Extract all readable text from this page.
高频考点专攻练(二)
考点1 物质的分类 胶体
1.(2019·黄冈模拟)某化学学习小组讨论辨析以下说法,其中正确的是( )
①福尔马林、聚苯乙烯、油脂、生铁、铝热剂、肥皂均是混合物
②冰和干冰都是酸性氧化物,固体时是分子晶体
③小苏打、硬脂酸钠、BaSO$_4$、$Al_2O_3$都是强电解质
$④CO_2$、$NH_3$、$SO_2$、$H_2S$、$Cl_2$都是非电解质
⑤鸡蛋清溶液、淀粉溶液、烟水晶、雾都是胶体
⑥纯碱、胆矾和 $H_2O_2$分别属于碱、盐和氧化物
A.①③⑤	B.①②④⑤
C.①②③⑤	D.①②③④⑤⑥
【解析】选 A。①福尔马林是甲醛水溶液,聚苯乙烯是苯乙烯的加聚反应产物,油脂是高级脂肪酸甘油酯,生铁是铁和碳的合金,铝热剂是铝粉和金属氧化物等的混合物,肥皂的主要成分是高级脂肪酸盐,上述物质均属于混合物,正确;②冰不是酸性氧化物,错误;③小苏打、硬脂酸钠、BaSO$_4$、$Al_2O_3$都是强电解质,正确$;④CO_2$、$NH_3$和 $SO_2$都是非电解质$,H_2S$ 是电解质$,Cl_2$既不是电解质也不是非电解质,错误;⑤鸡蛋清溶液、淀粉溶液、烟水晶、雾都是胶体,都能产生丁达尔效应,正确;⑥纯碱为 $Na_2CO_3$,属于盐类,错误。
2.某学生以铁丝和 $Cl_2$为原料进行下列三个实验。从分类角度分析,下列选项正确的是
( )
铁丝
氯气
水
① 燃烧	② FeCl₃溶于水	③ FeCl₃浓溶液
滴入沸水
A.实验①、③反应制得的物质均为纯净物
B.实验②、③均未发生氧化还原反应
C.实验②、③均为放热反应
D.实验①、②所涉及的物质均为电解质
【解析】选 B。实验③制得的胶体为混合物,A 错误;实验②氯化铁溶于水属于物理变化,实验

» Requirement
Each record above should be restated word for word.

» Result of the task
Extract all readable text from this page.
高频考点专攻练(二)
考点1 物质的分类 胶体
1.(2019·黄冈模拟)某化学学习小组讨论辨析以下说法,其中正确的是( )
①福尔马林、聚苯乙烯、油脂、生铁、铝热剂、肥皂均是混合物
②冰和干冰都是酸性氧化物,固体时是分子晶体
③小苏打、硬脂酸钠、BaSO$_4$、$Al_2O_3$都是强电解质
$④CO_2$、$NH_3$、$SO_2$、$H_2S$、$Cl_2$都是非电解质
⑤鸡蛋清溶液、淀粉溶液、烟水晶、雾都是胶体
⑥纯碱、胆矾和 $H_2O_2$分别属于碱、盐和氧化物
A.①③⑤	B.①②④⑤
C.①②③⑤	D.①②③④⑤⑥
【解析】选 A。①福尔马林是甲醛水溶液,聚苯乙烯是苯乙烯的加聚反应产物,油脂是高级脂肪酸甘油酯,生铁是铁和碳的合金,铝热剂是铝粉和金属氧化物等的混合物,肥皂的主要成分是高级脂肪酸盐,上述物质均属于混合物,正确;②冰不是酸性氧化物,错误;③小苏打、硬脂酸钠、BaSO$_4$、$Al_2O_3$都是强电解质,正确$;④CO_2$、$NH_3$和 $SO_2$都是非电解质$,H_2S$ 是电解质$,Cl_2$既不是电解质也不是非电解质,错误;⑤鸡蛋清溶液、淀粉溶液、烟水晶、雾都是胶体,都能产生丁达尔效应,正确;⑥纯碱为 $Na_2CO_3$,属于盐类,错误。
2.某学生以铁丝和 $Cl_2$为原料进行下列三个实验。从分类角度分析,下列选项正确的是
( )
铁丝
氯气
水
① 燃烧	② FeCl₃溶于水	③ FeCl₃浓溶液
滴入沸水
A.实验①、③反应制得的物质均为纯净物
B.实验②、③均未发生氧化还原反应
C.实验②、③均为放热反应
D.实验①、②所涉及的物质均为电解质
【解析】选 B。实验③制得的胶体为混合物,A 错误;实验②氯化铁溶于水属于物理变化,实验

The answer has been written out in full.